** Start Text excerpt **

I think that someday I really want to have children. The problem, though, is that I don't want just ANY children, I want to choose my children from a line-up based on certain standards of intelligence, behavior, and grooming. Thereafter, I want to retain the option to fire said children should they grind Play-Doh into my carpet or somehow fare poorly on the SATs. Of course, they'll be allowed to set standards for me, too -- if I ever dress them in matching outfits or make them enter the Pinewood Derby, I fully admit that a summary dismissal is in order.

** End Text excerpt **
** Start Supplied information **

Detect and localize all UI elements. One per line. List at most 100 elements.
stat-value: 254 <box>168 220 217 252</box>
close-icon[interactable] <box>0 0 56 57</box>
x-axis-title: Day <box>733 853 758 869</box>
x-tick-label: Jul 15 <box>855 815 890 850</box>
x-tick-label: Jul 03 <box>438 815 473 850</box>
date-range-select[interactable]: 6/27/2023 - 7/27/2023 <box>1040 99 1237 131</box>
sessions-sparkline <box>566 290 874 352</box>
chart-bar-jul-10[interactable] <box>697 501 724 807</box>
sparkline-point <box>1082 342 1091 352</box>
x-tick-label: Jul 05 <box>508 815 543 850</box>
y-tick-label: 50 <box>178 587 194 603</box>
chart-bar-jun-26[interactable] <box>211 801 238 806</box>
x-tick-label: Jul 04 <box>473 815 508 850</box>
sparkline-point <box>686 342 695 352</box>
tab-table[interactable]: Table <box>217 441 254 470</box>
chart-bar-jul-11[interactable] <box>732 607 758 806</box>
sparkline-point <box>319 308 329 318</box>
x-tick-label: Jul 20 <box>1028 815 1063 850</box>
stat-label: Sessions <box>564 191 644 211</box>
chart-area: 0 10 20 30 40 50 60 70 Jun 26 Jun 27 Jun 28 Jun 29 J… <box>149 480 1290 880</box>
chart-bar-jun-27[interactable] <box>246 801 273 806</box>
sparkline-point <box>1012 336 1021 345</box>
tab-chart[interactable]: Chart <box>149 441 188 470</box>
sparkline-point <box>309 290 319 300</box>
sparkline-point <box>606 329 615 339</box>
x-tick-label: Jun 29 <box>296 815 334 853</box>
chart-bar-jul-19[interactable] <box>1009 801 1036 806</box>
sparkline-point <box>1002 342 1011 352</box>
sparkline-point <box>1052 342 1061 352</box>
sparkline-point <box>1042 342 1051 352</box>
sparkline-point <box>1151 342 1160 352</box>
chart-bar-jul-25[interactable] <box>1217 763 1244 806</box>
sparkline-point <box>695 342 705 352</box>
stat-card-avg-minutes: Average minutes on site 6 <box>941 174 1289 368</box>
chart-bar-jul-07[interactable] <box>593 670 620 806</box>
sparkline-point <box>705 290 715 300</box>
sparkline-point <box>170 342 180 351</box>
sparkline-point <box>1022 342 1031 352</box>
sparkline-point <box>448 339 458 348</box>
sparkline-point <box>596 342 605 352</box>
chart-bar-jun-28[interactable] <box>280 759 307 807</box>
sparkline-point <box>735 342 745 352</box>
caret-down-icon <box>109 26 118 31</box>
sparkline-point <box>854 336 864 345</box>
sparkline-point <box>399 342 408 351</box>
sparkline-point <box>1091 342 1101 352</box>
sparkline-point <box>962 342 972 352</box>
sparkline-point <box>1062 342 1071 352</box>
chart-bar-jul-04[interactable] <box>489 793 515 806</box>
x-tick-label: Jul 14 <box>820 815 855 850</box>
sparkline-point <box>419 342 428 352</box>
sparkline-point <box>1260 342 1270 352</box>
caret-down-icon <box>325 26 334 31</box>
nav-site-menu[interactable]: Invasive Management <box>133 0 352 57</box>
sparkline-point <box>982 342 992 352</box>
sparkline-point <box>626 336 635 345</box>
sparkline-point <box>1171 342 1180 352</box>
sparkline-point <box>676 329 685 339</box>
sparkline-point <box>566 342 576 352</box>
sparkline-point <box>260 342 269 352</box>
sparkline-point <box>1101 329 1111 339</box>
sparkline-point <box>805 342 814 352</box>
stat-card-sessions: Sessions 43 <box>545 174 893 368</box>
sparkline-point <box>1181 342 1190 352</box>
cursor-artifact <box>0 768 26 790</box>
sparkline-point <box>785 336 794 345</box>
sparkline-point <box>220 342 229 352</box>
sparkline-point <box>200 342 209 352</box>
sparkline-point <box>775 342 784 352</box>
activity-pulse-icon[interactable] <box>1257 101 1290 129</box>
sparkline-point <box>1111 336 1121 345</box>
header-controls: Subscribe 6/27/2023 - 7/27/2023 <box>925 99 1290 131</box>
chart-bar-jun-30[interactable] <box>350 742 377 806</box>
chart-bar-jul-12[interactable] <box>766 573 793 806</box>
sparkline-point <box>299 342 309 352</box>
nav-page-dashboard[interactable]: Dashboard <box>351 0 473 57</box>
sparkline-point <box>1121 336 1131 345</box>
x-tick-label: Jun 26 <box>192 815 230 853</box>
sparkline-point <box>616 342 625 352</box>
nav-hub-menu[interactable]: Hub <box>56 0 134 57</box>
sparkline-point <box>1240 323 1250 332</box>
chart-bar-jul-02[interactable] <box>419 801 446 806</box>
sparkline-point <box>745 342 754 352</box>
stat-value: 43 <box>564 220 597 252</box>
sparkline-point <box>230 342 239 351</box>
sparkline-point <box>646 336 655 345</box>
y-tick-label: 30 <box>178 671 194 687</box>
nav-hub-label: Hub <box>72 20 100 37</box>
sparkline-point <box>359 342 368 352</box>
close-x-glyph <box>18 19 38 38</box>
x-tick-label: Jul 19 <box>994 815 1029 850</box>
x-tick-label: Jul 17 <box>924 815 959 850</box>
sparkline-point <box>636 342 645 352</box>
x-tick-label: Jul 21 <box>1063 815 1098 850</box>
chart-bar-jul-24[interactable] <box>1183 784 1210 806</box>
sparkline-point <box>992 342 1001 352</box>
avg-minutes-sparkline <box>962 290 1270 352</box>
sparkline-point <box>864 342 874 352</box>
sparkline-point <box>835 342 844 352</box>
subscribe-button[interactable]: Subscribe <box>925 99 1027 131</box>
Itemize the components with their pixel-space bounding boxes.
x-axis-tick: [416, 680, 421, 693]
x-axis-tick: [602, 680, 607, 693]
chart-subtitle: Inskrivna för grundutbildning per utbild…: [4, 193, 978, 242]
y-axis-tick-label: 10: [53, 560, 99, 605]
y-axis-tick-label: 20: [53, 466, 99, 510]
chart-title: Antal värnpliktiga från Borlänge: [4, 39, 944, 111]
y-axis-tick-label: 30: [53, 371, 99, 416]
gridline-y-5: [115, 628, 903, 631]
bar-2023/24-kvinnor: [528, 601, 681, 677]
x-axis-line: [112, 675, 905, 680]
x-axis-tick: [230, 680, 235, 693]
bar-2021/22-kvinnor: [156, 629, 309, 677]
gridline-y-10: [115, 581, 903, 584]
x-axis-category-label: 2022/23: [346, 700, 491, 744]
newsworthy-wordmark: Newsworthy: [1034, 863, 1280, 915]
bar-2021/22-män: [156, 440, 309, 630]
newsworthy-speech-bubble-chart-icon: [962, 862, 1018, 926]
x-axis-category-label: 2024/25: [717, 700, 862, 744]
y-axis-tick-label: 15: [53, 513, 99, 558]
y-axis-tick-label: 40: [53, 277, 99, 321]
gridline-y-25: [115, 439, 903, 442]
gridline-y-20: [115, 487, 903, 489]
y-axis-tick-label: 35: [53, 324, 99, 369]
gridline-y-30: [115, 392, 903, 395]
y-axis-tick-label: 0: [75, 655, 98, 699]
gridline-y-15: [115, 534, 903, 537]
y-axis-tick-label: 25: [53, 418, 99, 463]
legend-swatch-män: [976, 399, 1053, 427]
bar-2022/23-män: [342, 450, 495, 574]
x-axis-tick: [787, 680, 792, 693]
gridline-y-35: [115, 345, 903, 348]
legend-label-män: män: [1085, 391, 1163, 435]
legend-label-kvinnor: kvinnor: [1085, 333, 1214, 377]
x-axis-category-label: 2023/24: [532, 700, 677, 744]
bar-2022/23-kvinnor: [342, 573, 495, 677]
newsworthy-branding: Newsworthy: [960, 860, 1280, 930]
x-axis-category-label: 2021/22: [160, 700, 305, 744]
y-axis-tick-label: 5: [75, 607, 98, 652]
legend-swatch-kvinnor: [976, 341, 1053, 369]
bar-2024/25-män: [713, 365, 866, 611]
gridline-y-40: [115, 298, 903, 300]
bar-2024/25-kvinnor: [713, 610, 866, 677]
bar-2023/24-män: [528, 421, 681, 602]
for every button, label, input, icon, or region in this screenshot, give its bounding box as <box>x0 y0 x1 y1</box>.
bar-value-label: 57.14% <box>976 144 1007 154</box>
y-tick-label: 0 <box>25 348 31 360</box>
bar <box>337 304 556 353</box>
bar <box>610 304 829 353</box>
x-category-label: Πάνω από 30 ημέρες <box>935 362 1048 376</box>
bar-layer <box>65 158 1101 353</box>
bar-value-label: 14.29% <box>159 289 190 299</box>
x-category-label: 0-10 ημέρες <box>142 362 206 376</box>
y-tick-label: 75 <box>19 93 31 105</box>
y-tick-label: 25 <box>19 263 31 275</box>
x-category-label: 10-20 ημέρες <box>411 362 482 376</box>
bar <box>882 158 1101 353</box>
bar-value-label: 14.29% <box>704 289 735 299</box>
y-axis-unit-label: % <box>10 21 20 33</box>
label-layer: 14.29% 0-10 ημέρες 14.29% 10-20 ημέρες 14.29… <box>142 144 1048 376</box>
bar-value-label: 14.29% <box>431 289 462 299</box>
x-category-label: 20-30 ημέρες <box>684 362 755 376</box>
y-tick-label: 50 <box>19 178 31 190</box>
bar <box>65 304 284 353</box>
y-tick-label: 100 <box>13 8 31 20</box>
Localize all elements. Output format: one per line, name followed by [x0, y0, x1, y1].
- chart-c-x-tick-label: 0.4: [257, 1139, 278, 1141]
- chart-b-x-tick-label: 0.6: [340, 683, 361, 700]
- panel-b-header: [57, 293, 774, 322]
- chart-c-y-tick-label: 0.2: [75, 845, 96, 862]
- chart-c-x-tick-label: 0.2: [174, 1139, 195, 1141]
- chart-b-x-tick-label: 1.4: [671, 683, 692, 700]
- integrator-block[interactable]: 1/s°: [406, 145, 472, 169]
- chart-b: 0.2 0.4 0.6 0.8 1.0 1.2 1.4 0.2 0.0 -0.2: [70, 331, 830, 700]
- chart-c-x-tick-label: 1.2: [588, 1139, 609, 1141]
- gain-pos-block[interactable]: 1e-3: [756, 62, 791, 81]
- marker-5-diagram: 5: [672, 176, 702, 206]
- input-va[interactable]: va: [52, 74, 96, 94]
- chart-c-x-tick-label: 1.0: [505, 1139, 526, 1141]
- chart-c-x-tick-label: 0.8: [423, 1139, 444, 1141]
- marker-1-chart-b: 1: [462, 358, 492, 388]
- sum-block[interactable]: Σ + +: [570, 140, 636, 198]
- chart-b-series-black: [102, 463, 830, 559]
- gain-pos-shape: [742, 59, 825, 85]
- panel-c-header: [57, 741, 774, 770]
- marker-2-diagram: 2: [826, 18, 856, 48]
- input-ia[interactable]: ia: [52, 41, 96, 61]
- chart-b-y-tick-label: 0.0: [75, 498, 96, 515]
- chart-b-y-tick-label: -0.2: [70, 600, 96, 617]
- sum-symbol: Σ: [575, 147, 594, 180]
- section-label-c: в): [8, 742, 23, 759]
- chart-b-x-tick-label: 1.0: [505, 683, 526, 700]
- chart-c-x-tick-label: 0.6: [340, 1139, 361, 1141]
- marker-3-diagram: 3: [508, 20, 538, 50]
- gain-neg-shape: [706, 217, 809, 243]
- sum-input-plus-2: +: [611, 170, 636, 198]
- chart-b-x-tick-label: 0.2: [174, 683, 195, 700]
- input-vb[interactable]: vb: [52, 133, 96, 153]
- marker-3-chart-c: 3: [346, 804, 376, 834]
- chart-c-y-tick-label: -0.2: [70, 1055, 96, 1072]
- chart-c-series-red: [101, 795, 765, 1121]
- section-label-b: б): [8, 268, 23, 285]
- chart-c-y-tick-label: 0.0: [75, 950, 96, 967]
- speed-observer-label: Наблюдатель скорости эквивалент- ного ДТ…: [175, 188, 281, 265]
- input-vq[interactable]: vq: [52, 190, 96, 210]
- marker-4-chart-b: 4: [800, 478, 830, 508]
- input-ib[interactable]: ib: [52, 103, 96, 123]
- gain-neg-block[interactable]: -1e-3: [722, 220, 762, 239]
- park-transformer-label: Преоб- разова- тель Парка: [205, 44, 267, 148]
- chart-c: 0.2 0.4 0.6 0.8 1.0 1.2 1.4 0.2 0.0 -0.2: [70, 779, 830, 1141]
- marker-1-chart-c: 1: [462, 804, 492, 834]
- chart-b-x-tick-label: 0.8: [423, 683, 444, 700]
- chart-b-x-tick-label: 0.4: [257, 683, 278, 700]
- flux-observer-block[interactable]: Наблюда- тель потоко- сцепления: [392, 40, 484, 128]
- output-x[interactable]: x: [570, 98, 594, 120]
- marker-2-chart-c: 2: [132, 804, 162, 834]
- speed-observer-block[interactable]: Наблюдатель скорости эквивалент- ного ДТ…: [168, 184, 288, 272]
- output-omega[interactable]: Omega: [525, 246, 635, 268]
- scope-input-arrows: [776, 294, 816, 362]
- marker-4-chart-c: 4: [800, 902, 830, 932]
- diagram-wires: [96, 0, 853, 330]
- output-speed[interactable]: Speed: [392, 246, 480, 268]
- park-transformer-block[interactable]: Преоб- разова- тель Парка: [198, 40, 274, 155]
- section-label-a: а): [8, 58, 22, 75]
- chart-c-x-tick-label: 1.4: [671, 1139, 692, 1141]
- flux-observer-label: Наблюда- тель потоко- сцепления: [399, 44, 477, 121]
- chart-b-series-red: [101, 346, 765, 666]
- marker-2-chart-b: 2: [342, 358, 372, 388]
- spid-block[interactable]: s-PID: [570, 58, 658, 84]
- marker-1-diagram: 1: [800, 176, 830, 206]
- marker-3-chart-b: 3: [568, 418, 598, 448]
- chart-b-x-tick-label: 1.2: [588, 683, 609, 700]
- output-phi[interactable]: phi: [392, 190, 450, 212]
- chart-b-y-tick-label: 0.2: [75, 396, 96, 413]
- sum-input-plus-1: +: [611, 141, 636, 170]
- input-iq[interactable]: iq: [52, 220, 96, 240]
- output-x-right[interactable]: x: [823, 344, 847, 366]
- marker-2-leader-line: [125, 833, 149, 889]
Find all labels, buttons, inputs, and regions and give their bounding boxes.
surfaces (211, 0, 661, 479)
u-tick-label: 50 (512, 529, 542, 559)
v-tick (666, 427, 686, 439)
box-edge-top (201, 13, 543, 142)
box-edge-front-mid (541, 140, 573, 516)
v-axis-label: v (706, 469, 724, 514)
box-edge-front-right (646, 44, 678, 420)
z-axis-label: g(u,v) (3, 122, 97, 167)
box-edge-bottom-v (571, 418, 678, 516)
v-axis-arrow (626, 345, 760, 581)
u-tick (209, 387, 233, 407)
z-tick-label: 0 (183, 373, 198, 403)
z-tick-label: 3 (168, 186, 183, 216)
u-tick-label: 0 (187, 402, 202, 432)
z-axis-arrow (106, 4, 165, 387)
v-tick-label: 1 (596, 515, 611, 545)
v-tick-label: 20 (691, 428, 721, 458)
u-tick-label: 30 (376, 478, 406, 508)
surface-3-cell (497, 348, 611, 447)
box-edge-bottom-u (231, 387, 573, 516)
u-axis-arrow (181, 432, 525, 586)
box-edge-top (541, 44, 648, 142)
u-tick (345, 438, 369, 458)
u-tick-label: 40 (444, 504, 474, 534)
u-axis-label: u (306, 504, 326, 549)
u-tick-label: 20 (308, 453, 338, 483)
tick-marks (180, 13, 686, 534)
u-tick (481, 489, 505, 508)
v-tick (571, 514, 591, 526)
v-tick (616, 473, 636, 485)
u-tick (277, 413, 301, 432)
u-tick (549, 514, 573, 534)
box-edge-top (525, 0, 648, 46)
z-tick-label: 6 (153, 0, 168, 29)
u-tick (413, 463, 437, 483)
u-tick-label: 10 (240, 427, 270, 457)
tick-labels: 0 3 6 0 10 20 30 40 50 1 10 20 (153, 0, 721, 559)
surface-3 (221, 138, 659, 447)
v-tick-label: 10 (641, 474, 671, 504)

** End Supplied information **

◆ **Required work**:
- A) According to the text about wanting children, what two things would justify the children dismissing the writer?
- B) Carry on the humorous piece about choosing and firing one's future children from the point where it stops.

◆ **Responses for each task**:
- A) Dressing them in matching outfits or making them enter the Pinewood Derby.

- B)
I'm a little worried about naming my (as of yet fictional) kids, too. I mean, if you name your daughter Crystal she's just going to end up being a hooker, no question about it. And boys named Kurt or Todd are borderline retarded, whether they want to be or not. I have to avoid ethnic names due to my pasty white skin and highly Germanic last name; devising a Carlos or a Shanequa would just be asking the neighborhood kids to beat them up. I kind of feel like it would be fun to give them random words as names, like Butter (who doesn't like butter?) and Recliner, but you really have to be a celebrity for that level of gall to be permissible. Chances are I'll end up with a Jason and a Sarah.

I really don't know what brought any of this on, in case you're wondering; it may just be that the mind wanders when there's no sun out and you're reviewing documents all day.